Source data:
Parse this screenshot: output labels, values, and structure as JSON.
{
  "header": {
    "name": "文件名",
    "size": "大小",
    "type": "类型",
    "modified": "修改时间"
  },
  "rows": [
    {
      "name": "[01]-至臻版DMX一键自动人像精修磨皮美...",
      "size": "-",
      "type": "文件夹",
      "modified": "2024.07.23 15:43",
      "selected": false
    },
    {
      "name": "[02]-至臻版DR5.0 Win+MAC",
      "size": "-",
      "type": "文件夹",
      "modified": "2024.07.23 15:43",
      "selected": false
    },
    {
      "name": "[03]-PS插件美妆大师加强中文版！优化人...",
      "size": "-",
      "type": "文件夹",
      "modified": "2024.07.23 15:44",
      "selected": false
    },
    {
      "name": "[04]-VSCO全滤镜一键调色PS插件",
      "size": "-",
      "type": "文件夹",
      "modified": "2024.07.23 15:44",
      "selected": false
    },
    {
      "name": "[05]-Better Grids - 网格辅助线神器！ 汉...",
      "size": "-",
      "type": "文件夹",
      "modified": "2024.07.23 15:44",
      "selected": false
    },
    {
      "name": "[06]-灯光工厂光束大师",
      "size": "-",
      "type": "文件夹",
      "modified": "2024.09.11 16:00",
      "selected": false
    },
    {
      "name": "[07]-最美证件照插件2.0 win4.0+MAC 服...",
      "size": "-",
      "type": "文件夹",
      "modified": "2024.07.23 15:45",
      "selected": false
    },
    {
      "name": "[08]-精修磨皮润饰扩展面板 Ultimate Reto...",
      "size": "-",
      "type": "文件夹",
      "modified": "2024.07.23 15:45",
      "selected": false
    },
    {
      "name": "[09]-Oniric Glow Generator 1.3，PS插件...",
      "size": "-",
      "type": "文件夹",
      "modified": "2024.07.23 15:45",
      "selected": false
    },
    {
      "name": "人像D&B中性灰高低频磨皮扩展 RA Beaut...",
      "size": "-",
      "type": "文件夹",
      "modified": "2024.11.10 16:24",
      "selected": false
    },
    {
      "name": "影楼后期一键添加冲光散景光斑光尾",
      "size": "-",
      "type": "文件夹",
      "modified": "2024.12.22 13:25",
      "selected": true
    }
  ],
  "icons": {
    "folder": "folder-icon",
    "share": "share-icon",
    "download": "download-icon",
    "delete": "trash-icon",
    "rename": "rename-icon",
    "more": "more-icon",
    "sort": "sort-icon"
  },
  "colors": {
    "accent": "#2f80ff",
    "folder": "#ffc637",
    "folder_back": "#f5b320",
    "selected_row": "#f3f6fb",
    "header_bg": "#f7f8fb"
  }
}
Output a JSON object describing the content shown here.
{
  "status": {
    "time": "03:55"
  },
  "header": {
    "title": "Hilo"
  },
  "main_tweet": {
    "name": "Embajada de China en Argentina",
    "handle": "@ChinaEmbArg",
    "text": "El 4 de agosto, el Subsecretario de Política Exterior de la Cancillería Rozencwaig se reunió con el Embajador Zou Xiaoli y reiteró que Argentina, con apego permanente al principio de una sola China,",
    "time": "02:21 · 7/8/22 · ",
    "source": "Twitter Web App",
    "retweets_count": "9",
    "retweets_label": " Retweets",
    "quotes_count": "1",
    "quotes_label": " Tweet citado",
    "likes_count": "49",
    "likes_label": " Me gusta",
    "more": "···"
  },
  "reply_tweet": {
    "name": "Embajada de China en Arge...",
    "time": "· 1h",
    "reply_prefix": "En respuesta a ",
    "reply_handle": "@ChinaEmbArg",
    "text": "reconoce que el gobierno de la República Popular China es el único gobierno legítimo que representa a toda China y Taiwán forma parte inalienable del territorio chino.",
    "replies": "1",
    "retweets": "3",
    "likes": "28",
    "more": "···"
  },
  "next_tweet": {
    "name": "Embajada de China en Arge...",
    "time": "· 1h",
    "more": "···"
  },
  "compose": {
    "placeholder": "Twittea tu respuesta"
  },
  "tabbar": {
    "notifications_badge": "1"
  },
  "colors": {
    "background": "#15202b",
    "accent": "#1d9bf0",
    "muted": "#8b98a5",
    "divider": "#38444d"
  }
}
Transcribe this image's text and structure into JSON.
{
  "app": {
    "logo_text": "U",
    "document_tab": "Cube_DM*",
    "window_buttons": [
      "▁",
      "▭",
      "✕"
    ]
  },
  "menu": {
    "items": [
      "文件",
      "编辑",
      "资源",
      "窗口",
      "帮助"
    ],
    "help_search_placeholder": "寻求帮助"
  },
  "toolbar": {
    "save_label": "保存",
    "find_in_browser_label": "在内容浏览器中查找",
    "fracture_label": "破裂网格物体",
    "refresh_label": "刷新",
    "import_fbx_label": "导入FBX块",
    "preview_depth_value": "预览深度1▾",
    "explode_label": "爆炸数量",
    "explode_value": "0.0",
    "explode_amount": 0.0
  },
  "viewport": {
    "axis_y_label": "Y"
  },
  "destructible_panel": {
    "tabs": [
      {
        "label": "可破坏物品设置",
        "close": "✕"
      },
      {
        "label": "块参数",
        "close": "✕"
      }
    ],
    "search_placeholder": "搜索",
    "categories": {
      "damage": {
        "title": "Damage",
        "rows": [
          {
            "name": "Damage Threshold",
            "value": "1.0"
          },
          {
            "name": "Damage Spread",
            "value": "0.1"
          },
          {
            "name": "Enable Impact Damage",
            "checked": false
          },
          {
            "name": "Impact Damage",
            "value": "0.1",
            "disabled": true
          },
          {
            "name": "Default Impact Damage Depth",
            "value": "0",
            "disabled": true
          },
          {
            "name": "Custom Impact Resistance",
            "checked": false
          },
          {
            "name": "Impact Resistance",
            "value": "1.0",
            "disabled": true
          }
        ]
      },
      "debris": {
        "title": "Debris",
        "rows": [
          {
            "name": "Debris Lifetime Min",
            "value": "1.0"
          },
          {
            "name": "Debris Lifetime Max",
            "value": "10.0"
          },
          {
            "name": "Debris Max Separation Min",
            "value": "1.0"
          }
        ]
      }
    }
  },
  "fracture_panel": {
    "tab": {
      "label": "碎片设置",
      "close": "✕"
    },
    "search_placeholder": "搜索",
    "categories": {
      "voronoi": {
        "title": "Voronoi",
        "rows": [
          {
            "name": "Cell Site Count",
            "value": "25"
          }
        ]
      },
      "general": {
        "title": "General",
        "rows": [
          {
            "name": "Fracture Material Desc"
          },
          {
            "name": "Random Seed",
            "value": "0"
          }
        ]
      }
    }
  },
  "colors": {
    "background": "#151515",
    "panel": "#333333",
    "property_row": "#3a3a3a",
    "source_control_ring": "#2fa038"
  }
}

Given task:
Copy out the whole listing exactly.

Result of this task:
Parse this screenshot: output labels, values, and structure as JSON.
{
  "header": {
    "name": "文件名",
    "size": "大小",
    "type": "类型",
    "modified": "修改时间"
  },
  "rows": [
    {
      "name": "[01]-至臻版DMX一键自动人像精修磨皮美...",
      "size": "-",
      "type": "文件夹",
      "modified": "2024.07.23 15:43",
      "selected": false
    },
    {
      "name": "[02]-至臻版DR5.0 Win+MAC",
      "size": "-",
      "type": "文件夹",
      "modified": "2024.07.23 15:43",
      "selected": false
    },
    {
      "name": "[03]-PS插件美妆大师加强中文版！优化人...",
      "size": "-",
      "type": "文件夹",
      "modified": "2024.07.23 15:44",
      "selected": false
    },
    {
      "name": "[04]-VSCO全滤镜一键调色PS插件",
      "size": "-",
      "type": "文件夹",
      "modified": "2024.07.23 15:44",
      "selected": false
    },
    {
      "name": "[05]-Better Grids - 网格辅助线神器！ 汉...",
      "size": "-",
      "type": "文件夹",
      "modified": "2024.07.23 15:44",
      "selected": false
    },
    {
      "name": "[06]-灯光工厂光束大师",
      "size": "-",
      "type": "文件夹",
      "modified": "2024.09.11 16:00",
      "selected": false
    },
    {
      "name": "[07]-最美证件照插件2.0 win4.0+MAC 服...",
      "size": "-",
      "type": "文件夹",
      "modified": "2024.07.23 15:45",
      "selected": false
    },
    {
      "name": "[08]-精修磨皮润饰扩展面板 Ultimate Reto...",
      "size": "-",
      "type": "文件夹",
      "modified": "2024.07.23 15:45",
      "selected": false
    },
    {
      "name": "[09]-Oniric Glow Generator 1.3，PS插件...",
      "size": "-",
      "type": "文件夹",
      "modified": "2024.07.23 15:45",
      "selected": false
    },
    {
      "name": "人像D&B中性灰高低频磨皮扩展 RA Beaut...",
      "size": "-",
      "type": "文件夹",
      "modified": "2024.11.10 16:24",
      "selected": false
    },
    {
      "name": "影楼后期一键添加冲光散景光斑光尾",
      "size": "-",
      "type": "文件夹",
      "modified": "2024.12.22 13:25",
      "selected": true
    }
  ],
  "icons": {
    "folder": "folder-icon",
    "share": "share-icon",
    "download": "download-icon",
    "delete": "trash-icon",
    "rename": "rename-icon",
    "more": "more-icon",
    "sort": "sort-icon"
  },
  "colors": {
    "accent": "#2f80ff",
    "folder": "#ffc637",
    "folder_back": "#f5b320",
    "selected_row": "#f3f6fb",
    "header_bg": "#f7f8fb"
  }
}
Output a JSON object describing the content shown here.
{
  "status": {
    "time": "03:55"
  },
  "header": {
    "title": "Hilo"
  },
  "main_tweet": {
    "name": "Embajada de China en Argentina",
    "handle": "@ChinaEmbArg",
    "text": "El 4 de agosto, el Subsecretario de Política Exterior de la Cancillería Rozencwaig se reunió con el Embajador Zou Xiaoli y reiteró que Argentina, con apego permanente al principio de una sola China,",
    "time": "02:21 · 7/8/22 · ",
    "source": "Twitter Web App",
    "retweets_count": "9",
    "retweets_label": " Retweets",
    "quotes_count": "1",
    "quotes_label": " Tweet citado",
    "likes_count": "49",
    "likes_label": " Me gusta",
    "more": "···"
  },
  "reply_tweet": {
    "name": "Embajada de China en Arge...",
    "time": "· 1h",
    "reply_prefix": "En respuesta a ",
    "reply_handle": "@ChinaEmbArg",
    "text": "reconoce que el gobierno de la República Popular China es el único gobierno legítimo que representa a toda China y Taiwán forma parte inalienable del territorio chino.",
    "replies": "1",
    "retweets": "3",
    "likes": "28",
    "more": "···"
  },
  "next_tweet": {
    "name": "Embajada de China en Arge...",
    "time": "· 1h",
    "more": "···"
  },
  "compose": {
    "placeholder": "Twittea tu respuesta"
  },
  "tabbar": {
    "notifications_badge": "1"
  },
  "colors": {
    "background": "#15202b",
    "accent": "#1d9bf0",
    "muted": "#8b98a5",
    "divider": "#38444d"
  }
}
Transcribe this image's text and structure into JSON.
{
  "app": {
    "logo_text": "U",
    "document_tab": "Cube_DM*",
    "window_buttons": [
      "▁",
      "▭",
      "✕"
    ]
  },
  "menu": {
    "items": [
      "文件",
      "编辑",
      "资源",
      "窗口",
      "帮助"
    ],
    "help_search_placeholder": "寻求帮助"
  },
  "toolbar": {
    "save_label": "保存",
    "find_in_browser_label": "在内容浏览器中查找",
    "fracture_label": "破裂网格物体",
    "refresh_label": "刷新",
    "import_fbx_label": "导入FBX块",
    "preview_depth_value": "预览深度1▾",
    "explode_label": "爆炸数量",
    "explode_value": "0.0",
    "explode_amount": 0.0
  },
  "viewport": {
    "axis_y_label": "Y"
  },
  "destructible_panel": {
    "tabs": [
      {
        "label": "可破坏物品设置",
        "close": "✕"
      },
      {
        "label": "块参数",
        "close": "✕"
      }
    ],
    "search_placeholder": "搜索",
    "categories": {
      "damage": {
        "title": "Damage",
        "rows": [
          {
            "name": "Damage Threshold",
            "value": "1.0"
          },
          {
            "name": "Damage Spread",
            "value": "0.1"
          },
          {
            "name": "Enable Impact Damage",
            "checked": false
          },
          {
            "name": "Impact Damage",
            "value": "0.1",
            "disabled": true
          },
          {
            "name": "Default Impact Damage Depth",
            "value": "0",
            "disabled": true
          },
          {
            "name": "Custom Impact Resistance",
            "checked": false
          },
          {
            "name": "Impact Resistance",
            "value": "1.0",
            "disabled": true
          }
        ]
      },
      "debris": {
        "title": "Debris",
        "rows": [
          {
            "name": "Debris Lifetime Min",
            "value": "1.0"
          },
          {
            "name": "Debris Lifetime Max",
            "value": "10.0"
          },
          {
            "name": "Debris Max Separation Min",
            "value": "1.0"
          }
        ]
      }
    }
  },
  "fracture_panel": {
    "tab": {
      "label": "碎片设置",
      "close": "✕"
    },
    "search_placeholder": "搜索",
    "categories": {
      "voronoi": {
        "title": "Voronoi",
        "rows": [
          {
            "name": "Cell Site Count",
            "value": "25"
          }
        ]
      },
      "general": {
        "title": "General",
        "rows": [
          {
            "name": "Fracture Material Desc"
          },
          {
            "name": "Random Seed",
            "value": "0"
          }
        ]
      }
    }
  },
  "colors": {
    "background": "#151515",
    "panel": "#333333",
    "property_row": "#3a3a3a",
    "source_control_ring": "#2fa038"
  }
}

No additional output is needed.